▶ **Records**
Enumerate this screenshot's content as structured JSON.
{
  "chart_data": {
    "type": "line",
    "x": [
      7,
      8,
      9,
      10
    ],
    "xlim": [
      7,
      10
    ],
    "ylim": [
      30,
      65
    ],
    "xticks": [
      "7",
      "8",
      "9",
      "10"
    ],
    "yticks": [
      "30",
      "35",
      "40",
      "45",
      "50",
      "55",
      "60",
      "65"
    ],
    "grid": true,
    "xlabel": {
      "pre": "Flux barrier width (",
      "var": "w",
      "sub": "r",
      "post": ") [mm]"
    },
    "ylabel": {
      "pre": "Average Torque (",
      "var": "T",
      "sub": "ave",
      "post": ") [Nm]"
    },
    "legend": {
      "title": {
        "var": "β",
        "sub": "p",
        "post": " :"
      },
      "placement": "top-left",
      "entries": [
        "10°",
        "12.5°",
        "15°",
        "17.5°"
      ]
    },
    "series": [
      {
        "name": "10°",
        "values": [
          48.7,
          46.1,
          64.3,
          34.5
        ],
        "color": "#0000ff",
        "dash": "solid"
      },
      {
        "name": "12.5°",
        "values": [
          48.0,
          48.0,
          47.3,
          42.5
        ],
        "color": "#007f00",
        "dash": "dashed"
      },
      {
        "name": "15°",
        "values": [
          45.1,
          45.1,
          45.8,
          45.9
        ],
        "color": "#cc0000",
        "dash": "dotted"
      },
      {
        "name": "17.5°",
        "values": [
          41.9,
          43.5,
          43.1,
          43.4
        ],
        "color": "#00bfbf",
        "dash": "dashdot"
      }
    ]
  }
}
---
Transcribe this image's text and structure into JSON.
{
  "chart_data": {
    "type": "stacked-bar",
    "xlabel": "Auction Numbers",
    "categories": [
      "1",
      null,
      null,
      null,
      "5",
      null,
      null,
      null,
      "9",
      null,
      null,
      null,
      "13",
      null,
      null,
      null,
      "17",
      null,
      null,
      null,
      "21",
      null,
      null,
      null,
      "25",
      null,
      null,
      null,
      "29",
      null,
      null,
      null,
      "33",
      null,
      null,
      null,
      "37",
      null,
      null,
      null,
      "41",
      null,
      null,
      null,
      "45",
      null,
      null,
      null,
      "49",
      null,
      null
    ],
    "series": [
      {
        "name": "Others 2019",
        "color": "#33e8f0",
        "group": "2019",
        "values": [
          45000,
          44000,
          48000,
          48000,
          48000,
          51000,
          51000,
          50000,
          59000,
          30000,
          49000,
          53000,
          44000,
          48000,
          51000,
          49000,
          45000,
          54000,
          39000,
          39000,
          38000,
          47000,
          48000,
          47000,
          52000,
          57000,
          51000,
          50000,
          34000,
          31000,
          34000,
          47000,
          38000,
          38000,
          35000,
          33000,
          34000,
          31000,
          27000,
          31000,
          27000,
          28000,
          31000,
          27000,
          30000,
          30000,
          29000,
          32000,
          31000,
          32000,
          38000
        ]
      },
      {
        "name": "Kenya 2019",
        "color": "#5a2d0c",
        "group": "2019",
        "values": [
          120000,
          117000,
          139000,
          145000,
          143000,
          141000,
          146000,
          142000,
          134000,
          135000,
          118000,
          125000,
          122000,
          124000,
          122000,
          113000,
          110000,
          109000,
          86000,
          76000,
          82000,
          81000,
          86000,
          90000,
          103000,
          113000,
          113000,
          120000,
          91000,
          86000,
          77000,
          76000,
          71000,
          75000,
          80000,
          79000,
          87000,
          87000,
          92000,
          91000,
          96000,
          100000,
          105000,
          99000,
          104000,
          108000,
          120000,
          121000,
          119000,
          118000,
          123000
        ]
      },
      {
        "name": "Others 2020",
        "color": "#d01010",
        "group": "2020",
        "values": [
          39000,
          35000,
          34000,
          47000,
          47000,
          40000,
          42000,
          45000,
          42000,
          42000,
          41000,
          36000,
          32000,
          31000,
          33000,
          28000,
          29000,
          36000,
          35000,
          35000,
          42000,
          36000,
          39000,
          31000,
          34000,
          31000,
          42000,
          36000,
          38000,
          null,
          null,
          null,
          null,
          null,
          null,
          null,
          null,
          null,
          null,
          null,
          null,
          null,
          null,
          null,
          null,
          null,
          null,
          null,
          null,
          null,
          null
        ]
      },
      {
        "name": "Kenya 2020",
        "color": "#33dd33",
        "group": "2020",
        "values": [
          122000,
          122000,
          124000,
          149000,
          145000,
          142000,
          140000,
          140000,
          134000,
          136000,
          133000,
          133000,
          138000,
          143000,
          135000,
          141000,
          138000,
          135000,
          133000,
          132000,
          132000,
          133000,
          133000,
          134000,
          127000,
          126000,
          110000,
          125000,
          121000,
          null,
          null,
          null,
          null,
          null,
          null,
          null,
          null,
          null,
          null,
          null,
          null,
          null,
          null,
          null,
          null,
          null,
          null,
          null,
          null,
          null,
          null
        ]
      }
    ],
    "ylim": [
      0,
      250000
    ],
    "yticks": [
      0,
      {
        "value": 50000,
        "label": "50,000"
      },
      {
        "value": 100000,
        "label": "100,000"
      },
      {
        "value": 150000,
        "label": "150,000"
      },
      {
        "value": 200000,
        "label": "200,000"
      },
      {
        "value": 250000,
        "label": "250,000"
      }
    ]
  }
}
==
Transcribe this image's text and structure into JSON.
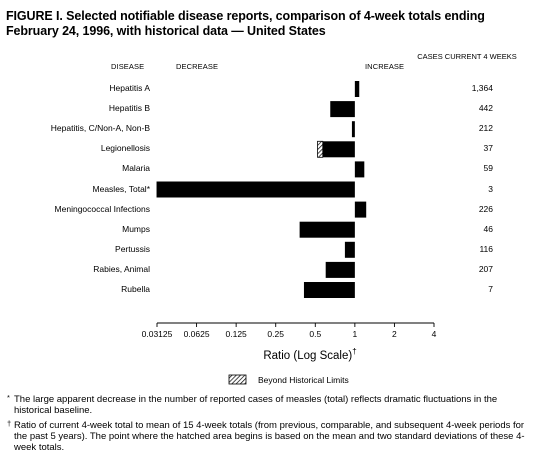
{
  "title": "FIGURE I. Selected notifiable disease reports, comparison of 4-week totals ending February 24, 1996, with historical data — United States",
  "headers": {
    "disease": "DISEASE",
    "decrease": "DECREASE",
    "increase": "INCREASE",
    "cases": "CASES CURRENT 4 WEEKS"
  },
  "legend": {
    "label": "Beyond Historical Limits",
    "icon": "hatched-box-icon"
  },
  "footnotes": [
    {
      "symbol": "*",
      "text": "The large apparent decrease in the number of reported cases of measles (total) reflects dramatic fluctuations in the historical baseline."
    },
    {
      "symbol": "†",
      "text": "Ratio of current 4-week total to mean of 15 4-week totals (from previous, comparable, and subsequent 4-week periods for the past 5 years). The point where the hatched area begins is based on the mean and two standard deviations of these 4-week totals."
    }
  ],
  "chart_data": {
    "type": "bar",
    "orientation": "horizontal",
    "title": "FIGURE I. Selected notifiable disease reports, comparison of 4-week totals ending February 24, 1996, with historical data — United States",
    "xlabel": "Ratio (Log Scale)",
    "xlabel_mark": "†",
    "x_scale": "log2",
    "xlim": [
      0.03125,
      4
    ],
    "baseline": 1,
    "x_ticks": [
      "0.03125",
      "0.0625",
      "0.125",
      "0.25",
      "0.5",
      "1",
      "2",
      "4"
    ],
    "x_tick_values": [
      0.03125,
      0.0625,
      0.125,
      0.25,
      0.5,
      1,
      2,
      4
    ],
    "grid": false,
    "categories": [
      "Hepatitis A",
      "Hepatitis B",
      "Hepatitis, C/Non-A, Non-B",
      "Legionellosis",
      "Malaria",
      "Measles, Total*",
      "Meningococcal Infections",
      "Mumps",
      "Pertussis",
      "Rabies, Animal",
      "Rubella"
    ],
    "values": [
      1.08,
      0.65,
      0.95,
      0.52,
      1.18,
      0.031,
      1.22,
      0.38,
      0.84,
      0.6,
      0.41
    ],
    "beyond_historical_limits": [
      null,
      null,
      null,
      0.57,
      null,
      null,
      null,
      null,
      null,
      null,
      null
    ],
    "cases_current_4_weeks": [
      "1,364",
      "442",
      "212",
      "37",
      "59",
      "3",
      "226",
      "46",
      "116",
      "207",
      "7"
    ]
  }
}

▶ **Description of the task**
Only the number is wanted: how many lines above include the word "color"?

▶ **The completed task**
8